◆ **PROBLEM DESCRIPTION**: Write out everything from the start of the material down to the line containing "x-tick-label: 0.1 (170, 451, 192, 468)", swapping "x-tick-label" for "horizontal-tick-label" and leaving the rest untouched.

◆ **Labeled region entries**:
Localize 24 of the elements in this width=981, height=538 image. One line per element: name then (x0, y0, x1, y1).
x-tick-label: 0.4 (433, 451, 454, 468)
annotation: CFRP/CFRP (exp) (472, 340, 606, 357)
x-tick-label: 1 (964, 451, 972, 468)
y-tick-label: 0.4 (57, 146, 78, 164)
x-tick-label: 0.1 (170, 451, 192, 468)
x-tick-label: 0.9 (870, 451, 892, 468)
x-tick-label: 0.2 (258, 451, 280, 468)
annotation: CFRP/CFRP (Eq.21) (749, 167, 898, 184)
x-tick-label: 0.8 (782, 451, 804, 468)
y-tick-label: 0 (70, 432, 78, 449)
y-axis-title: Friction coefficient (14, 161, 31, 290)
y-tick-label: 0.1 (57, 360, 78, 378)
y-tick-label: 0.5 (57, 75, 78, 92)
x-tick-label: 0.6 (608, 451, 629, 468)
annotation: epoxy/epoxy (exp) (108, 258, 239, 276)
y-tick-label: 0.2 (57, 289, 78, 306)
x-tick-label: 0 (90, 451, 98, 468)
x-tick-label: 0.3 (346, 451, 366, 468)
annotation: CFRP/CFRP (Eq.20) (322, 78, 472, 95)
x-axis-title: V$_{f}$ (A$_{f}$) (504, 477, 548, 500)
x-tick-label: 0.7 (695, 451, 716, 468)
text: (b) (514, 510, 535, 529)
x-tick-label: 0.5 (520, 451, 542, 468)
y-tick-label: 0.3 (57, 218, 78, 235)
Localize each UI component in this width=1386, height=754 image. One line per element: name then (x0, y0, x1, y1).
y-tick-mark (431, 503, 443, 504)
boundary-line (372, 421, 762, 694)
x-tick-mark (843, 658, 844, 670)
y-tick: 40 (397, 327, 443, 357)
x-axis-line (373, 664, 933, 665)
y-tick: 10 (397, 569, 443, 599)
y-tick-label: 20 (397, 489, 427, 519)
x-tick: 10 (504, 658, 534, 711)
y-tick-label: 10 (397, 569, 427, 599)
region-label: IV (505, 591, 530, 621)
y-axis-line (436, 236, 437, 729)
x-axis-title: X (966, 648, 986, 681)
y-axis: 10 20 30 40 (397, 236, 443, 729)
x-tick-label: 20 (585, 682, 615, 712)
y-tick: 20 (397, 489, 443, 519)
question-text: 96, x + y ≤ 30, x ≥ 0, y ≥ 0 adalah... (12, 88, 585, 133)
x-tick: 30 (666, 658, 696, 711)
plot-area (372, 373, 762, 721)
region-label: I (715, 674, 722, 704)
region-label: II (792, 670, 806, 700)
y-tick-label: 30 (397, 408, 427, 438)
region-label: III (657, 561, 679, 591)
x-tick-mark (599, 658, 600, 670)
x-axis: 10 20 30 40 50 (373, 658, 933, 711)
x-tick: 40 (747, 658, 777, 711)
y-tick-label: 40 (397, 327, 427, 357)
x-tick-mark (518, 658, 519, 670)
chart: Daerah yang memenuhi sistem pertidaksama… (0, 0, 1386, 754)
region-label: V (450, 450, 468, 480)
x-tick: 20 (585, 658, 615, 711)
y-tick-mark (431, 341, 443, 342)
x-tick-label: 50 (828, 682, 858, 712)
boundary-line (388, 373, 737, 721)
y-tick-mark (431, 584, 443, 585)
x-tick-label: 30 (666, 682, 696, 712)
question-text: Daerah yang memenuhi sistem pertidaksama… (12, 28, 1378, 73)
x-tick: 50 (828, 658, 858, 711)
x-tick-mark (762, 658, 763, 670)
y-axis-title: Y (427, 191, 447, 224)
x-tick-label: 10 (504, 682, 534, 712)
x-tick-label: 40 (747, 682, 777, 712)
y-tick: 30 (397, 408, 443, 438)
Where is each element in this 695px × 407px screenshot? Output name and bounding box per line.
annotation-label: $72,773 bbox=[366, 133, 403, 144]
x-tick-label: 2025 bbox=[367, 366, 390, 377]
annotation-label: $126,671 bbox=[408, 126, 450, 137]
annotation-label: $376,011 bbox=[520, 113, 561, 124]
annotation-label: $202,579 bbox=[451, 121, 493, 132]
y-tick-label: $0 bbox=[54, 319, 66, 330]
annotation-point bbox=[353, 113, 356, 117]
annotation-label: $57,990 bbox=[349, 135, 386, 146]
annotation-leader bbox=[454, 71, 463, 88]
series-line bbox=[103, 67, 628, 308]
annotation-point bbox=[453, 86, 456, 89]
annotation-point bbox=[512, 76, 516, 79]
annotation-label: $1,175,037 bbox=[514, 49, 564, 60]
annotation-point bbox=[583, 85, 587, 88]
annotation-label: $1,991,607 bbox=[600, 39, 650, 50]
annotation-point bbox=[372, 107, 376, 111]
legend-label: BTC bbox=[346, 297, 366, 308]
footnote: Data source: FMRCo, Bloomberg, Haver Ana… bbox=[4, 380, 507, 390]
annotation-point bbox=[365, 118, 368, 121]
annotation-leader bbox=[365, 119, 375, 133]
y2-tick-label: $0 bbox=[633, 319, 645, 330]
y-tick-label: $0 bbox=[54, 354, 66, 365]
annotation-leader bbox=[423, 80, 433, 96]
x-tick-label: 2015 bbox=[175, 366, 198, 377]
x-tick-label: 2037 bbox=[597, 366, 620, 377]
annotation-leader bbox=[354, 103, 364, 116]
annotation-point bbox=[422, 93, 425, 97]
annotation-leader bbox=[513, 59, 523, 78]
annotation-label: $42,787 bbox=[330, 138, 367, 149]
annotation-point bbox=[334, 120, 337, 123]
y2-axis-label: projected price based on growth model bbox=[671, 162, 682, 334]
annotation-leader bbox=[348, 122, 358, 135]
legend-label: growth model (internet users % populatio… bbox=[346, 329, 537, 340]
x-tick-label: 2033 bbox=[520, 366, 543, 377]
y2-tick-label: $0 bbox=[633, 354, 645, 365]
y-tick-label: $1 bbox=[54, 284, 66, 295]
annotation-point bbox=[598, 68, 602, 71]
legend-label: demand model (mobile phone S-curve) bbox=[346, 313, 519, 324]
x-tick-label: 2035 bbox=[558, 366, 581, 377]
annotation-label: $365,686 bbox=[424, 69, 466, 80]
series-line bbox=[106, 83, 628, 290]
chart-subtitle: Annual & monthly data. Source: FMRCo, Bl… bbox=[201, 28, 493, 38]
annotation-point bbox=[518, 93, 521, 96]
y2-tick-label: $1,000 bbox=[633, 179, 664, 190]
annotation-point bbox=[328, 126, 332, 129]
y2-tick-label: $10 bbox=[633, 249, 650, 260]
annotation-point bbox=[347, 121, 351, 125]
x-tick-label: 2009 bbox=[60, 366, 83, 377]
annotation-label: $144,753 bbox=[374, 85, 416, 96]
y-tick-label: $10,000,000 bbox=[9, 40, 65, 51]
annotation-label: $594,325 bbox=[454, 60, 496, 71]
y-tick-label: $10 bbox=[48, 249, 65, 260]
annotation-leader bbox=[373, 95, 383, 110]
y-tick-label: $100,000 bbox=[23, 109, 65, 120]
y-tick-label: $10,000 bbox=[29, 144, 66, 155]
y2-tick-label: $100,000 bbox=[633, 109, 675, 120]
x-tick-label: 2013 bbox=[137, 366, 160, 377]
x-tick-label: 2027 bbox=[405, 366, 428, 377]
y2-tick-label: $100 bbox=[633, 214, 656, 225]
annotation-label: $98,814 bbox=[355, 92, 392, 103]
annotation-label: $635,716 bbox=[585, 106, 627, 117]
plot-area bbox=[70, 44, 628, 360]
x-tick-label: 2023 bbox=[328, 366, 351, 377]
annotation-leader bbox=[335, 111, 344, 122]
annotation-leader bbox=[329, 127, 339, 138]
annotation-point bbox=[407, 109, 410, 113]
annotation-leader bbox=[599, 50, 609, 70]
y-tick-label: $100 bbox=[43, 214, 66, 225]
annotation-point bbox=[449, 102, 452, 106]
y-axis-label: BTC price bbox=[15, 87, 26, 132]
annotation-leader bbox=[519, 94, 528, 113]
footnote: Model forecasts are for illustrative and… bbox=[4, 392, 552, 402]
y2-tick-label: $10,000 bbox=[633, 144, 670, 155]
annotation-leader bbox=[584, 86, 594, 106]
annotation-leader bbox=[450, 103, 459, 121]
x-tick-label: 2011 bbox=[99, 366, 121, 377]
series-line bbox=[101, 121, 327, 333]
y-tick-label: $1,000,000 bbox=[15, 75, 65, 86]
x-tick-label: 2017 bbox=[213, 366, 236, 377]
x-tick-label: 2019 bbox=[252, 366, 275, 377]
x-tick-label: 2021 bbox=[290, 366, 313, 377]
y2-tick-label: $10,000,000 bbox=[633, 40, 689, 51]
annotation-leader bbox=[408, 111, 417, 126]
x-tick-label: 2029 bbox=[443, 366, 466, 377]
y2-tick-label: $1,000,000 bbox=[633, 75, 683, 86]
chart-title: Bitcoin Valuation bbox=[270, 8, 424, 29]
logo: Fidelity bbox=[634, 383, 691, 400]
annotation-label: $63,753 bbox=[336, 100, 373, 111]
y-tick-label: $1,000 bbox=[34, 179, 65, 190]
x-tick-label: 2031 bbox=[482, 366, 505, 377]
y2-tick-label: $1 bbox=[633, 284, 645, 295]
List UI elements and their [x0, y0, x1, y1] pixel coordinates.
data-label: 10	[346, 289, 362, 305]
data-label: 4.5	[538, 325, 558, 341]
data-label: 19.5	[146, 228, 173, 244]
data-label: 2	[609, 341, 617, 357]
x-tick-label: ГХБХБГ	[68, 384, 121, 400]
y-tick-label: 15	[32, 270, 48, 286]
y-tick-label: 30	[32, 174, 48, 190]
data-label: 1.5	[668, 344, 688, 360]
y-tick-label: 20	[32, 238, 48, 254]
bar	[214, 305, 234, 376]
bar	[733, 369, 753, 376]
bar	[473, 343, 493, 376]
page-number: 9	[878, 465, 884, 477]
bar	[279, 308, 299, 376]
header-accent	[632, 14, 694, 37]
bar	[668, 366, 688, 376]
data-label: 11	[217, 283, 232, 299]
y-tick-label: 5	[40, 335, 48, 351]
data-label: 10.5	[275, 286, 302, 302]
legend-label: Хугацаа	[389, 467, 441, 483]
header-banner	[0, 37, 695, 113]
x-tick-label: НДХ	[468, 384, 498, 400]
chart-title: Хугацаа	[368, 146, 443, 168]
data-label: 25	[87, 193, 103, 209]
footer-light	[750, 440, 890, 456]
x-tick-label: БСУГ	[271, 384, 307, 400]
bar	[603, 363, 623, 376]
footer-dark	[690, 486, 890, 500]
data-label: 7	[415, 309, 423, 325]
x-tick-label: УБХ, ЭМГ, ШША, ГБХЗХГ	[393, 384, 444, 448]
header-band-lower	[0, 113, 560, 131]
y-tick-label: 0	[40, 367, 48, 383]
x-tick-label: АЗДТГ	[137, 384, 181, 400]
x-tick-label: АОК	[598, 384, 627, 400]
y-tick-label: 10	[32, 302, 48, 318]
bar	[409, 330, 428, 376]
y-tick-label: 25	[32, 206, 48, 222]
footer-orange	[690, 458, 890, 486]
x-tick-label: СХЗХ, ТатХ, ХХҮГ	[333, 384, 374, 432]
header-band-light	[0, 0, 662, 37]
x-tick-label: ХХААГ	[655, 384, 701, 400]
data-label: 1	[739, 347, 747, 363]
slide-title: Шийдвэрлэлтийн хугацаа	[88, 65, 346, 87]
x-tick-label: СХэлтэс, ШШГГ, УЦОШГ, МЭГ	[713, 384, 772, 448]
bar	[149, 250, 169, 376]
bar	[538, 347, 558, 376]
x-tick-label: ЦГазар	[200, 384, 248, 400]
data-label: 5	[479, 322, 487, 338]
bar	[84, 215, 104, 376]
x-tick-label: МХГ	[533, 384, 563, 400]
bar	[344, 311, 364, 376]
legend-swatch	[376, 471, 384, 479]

◆ **EXERCISE SOLUTION**:
Localize 24 of the elements in this width=981, height=538 image. One line per element: name then (x0, y0, x1, y1).
horizontal-tick-label: 0.4 (433, 451, 454, 468)
annotation: CFRP/CFRP (exp) (472, 340, 606, 357)
horizontal-tick-label: 1 (964, 451, 972, 468)
y-tick-label: 0.4 (57, 146, 78, 164)
horizontal-tick-label: 0.1 (170, 451, 192, 468)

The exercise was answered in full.